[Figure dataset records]

## Begin

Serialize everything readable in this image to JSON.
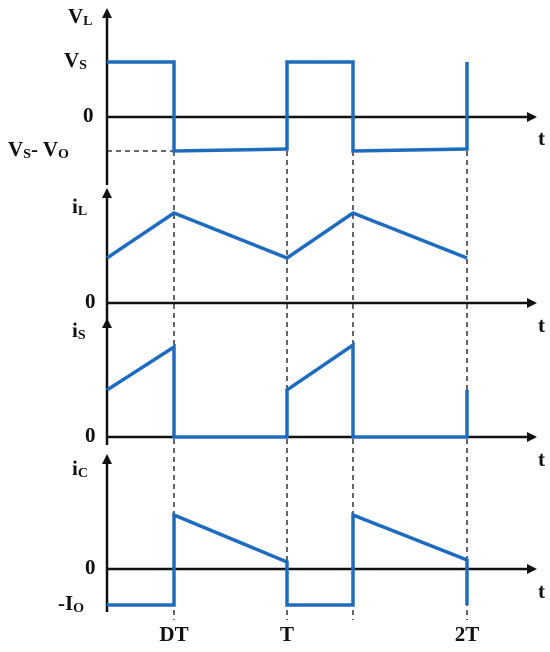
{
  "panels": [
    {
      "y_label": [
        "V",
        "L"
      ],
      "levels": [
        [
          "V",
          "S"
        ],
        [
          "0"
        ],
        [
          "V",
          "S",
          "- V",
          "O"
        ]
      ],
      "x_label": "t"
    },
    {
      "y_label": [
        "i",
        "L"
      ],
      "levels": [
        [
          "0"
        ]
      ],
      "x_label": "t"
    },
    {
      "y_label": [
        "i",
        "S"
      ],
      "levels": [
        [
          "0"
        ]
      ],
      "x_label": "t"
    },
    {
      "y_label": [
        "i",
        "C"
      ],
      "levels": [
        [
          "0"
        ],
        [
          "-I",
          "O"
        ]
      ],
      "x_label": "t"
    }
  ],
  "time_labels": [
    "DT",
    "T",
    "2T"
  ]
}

## End

Transcribe the full listing character for character. Pictures are excluded.

> The output
Serialize everything readable in this image to JSON.
{
  "panels": [
    {
      "y_label": [
        "V",
        "L"
      ],
      "levels": [
        [
          "V",
          "S"
        ],
        [
          "0"
        ],
        [
          "V",
          "S",
          "- V",
          "O"
        ]
      ],
      "x_label": "t"
    },
    {
      "y_label": [
        "i",
        "L"
      ],
      "levels": [
        [
          "0"
        ]
      ],
      "x_label": "t"
    },
    {
      "y_label": [
        "i",
        "S"
      ],
      "levels": [
        [
          "0"
        ]
      ],
      "x_label": "t"
    },
    {
      "y_label": [
        "i",
        "C"
      ],
      "levels": [
        [
          "0"
        ],
        [
          "-I",
          "O"
        ]
      ],
      "x_label": "t"
    }
  ],
  "time_labels": [
    "DT",
    "T",
    "2T"
  ]
}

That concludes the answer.